# Problem
Search the records for "text". Copy every line where it appears.

# Given entries
========================
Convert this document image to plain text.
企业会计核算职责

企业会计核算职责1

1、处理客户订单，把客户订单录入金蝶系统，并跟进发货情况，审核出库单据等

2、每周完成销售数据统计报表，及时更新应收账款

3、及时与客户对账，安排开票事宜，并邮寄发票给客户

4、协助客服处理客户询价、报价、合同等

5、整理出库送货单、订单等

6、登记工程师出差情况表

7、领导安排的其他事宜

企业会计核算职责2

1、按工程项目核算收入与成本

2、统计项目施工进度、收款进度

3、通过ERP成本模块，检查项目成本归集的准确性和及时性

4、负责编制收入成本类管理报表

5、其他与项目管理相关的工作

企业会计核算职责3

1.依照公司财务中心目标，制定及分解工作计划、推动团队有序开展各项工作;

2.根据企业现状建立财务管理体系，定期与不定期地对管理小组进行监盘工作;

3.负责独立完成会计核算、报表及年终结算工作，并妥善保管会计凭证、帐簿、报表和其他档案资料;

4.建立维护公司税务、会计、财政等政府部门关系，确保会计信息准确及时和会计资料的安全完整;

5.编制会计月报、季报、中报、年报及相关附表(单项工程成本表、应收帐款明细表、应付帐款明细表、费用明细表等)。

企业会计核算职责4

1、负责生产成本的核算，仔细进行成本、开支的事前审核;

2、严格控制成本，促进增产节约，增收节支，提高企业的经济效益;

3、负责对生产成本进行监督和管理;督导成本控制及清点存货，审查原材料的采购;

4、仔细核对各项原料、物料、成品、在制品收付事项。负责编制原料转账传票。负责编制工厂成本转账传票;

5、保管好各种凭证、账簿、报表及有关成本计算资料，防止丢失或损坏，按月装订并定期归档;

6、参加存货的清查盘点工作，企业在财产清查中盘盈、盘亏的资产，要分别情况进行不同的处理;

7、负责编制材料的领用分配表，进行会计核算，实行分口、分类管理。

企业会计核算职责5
========================
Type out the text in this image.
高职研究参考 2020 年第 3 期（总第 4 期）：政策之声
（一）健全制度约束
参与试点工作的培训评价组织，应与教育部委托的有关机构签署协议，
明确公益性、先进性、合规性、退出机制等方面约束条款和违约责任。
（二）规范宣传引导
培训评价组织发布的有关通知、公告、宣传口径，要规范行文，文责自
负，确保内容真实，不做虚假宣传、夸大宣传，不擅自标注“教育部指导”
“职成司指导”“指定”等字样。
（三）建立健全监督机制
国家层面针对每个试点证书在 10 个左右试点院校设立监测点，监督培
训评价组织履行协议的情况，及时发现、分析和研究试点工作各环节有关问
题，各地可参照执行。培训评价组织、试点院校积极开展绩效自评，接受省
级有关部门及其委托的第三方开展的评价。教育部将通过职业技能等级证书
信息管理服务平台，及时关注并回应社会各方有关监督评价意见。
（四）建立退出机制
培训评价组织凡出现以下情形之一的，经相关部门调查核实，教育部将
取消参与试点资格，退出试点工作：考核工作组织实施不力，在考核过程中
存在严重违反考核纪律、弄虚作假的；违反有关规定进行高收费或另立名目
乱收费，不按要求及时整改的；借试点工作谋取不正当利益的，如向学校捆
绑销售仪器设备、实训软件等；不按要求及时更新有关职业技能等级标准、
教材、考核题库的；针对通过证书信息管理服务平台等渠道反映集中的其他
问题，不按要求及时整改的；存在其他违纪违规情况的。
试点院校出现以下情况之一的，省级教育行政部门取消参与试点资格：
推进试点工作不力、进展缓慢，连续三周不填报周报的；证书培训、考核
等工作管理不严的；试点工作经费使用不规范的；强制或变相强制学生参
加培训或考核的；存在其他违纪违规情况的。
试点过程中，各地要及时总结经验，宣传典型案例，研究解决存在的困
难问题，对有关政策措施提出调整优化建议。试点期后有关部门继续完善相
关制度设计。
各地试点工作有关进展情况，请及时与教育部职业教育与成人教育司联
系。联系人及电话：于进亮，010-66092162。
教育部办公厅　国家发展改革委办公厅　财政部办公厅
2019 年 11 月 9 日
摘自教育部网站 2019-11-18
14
========================
# Worked solution
Convert this document image to plain text.
Type out the text in this image.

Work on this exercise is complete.